=== Given information ===
_____

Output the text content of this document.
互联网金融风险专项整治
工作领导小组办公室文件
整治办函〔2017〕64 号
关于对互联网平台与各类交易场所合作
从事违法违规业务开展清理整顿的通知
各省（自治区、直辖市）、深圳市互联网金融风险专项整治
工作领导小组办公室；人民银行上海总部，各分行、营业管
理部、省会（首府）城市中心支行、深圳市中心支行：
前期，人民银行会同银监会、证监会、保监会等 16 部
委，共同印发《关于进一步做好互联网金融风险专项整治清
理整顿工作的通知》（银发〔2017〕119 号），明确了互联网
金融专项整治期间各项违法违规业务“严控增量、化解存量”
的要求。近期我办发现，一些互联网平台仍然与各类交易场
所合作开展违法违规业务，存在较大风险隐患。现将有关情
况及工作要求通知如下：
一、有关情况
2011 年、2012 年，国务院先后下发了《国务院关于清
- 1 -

_____

=== The task ===
Would you reproduce all the entries exactly?

=== The output ===
Output the text content of this document.
互联网金融风险专项整治
工作领导小组办公室文件
整治办函〔2017〕64 号
关于对互联网平台与各类交易场所合作
从事违法违规业务开展清理整顿的通知
各省（自治区、直辖市）、深圳市互联网金融风险专项整治
工作领导小组办公室；人民银行上海总部，各分行、营业管
理部、省会（首府）城市中心支行、深圳市中心支行：
前期，人民银行会同银监会、证监会、保监会等 16 部
委，共同印发《关于进一步做好互联网金融风险专项整治清
理整顿工作的通知》（银发〔2017〕119 号），明确了互联网
金融专项整治期间各项违法违规业务“严控增量、化解存量”
的要求。近期我办发现，一些互联网平台仍然与各类交易场
所合作开展违法违规业务，存在较大风险隐患。现将有关情
况及工作要求通知如下：
一、有关情况
2011 年、2012 年，国务院先后下发了《国务院关于清
- 1 -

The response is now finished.